Entries taken from a collection
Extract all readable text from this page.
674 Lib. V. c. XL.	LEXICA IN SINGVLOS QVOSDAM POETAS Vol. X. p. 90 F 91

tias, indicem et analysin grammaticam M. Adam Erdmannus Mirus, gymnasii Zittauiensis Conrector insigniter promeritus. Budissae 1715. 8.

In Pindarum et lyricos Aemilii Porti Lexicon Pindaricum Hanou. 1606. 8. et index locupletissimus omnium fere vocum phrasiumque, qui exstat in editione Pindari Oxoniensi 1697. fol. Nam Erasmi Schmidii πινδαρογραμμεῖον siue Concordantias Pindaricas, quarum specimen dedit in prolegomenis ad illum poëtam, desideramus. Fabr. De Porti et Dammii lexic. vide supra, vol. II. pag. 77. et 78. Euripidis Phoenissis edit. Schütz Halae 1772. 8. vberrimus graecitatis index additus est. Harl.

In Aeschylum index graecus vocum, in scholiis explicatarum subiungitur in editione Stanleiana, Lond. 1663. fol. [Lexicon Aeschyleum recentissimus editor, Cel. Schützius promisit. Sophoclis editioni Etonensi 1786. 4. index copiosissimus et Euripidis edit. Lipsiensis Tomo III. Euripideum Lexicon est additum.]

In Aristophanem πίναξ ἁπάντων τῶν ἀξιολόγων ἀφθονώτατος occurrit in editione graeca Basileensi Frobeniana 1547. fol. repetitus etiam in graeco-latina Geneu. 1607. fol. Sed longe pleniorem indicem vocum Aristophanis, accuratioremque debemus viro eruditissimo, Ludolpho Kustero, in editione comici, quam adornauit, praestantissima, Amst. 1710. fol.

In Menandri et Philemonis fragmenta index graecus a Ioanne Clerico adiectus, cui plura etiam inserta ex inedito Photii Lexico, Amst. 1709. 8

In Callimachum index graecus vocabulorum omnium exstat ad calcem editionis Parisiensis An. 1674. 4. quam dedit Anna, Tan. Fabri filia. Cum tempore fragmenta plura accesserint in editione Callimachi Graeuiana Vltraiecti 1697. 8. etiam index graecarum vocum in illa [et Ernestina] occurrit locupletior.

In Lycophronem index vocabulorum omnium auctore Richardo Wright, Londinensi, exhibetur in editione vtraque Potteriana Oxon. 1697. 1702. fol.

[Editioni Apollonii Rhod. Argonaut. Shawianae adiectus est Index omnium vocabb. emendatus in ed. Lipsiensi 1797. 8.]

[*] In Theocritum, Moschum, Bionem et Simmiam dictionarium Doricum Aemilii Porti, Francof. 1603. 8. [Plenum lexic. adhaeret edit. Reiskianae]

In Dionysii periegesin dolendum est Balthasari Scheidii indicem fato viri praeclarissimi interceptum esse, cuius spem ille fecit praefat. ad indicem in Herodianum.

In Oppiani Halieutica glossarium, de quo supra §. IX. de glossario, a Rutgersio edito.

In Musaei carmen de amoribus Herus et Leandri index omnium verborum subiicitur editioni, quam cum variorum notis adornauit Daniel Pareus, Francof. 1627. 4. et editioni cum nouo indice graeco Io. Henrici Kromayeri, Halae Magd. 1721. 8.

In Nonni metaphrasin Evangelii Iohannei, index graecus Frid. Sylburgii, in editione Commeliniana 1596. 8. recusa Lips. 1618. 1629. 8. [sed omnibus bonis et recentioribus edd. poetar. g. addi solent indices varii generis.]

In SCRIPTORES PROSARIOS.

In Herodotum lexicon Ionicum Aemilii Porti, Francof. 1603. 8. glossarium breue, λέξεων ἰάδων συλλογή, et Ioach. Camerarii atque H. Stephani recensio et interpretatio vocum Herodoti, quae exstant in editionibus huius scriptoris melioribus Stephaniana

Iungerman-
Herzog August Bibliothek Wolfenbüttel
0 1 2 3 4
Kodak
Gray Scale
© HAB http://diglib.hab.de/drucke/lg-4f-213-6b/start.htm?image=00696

* Task requirements *
Repeat the data in its entirety, character for character.

* Worked solution *
Extract all readable text from this page.
674 Lib. V. c. XL.	LEXICA IN SINGVLOS QVOSDAM POETAS Vol. X. p. 90 F 91

tias, indicem et analysin grammaticam M. Adam Erdmannus Mirus, gymnasii Zittauiensis Conrector insigniter promeritus. Budissae 1715. 8.

In Pindarum et lyricos Aemilii Porti Lexicon Pindaricum Hanou. 1606. 8. et index locupletissimus omnium fere vocum phrasiumque, qui exstat in editione Pindari Oxoniensi 1697. fol. Nam Erasmi Schmidii πινδαρογραμμεῖον siue Concordantias Pindaricas, quarum specimen dedit in prolegomenis ad illum poëtam, desideramus. Fabr. De Porti et Dammii lexic. vide supra, vol. II. pag. 77. et 78. Euripidis Phoenissis edit. Schütz Halae 1772. 8. vberrimus graecitatis index additus est. Harl.

In Aeschylum index graecus vocum, in scholiis explicatarum subiungitur in editione Stanleiana, Lond. 1663. fol. [Lexicon Aeschyleum recentissimus editor, Cel. Schützius promisit. Sophoclis editioni Etonensi 1786. 4. index copiosissimus et Euripidis edit. Lipsiensis Tomo III. Euripideum Lexicon est additum.]

In Aristophanem πίναξ ἁπάντων τῶν ἀξιολόγων ἀφθονώτατος occurrit in editione graeca Basileensi Frobeniana 1547. fol. repetitus etiam in graeco-latina Geneu. 1607. fol. Sed longe pleniorem indicem vocum Aristophanis, accuratioremque debemus viro eruditissimo, Ludolpho Kustero, in editione comici, quam adornauit, praestantissima, Amst. 1710. fol.

In Menandri et Philemonis fragmenta index graecus a Ioanne Clerico adiectus, cui plura etiam inserta ex inedito Photii Lexico, Amst. 1709. 8

In Callimachum index graecus vocabulorum omnium exstat ad calcem editionis Parisiensis An. 1674. 4. quam dedit Anna, Tan. Fabri filia. Cum tempore fragmenta plura accesserint in editione Callimachi Graeuiana Vltraiecti 1697. 8. etiam index graecarum vocum in illa [et Ernestina] occurrit locupletior.

In Lycophronem index vocabulorum omnium auctore Richardo Wright, Londinensi, exhibetur in editione vtraque Potteriana Oxon. 1697. 1702. fol.

[Editioni Apollonii Rhod. Argonaut. Shawianae adiectus est Index omnium vocabb. emendatus in ed. Lipsiensi 1797. 8.]

[*] In Theocritum, Moschum, Bionem et Simmiam dictionarium Doricum Aemilii Porti, Francof. 1603. 8. [Plenum lexic. adhaeret edit. Reiskianae]

In Dionysii periegesin dolendum est Balthasari Scheidii indicem fato viri praeclarissimi interceptum esse, cuius spem ille fecit praefat. ad indicem in Herodianum.

In Oppiani Halieutica glossarium, de quo supra §. IX. de glossario, a Rutgersio edito.

In Musaei carmen de amoribus Herus et Leandri index omnium verborum subiicitur editioni, quam cum variorum notis adornauit Daniel Pareus, Francof. 1627. 4. et editioni cum nouo indice graeco Io. Henrici Kromayeri, Halae Magd. 1721. 8.

In Nonni metaphrasin Evangelii Iohannei, index graecus Frid. Sylburgii, in editione Commeliniana 1596. 8. recusa Lips. 1618. 1629. 8. [sed omnibus bonis et recentioribus edd. poetar. g. addi solent indices varii generis.]

In SCRIPTORES PROSARIOS.

In Herodotum lexicon Ionicum Aemilii Porti, Francof. 1603. 8. glossarium breue, λέξεων ἰάδων συλλογή, et Ioach. Camerarii atque H. Stephani recensio et interpretatio vocum Herodoti, quae exstant in editionibus huius scriptoris melioribus Stephaniana

Iungerman-
Herzog August Bibliothek Wolfenbüttel
0 1 2 3 4
Kodak
Gray Scale
© HAB http://diglib.hab.de/drucke/lg-4f-213-6b/start.htm?image=00696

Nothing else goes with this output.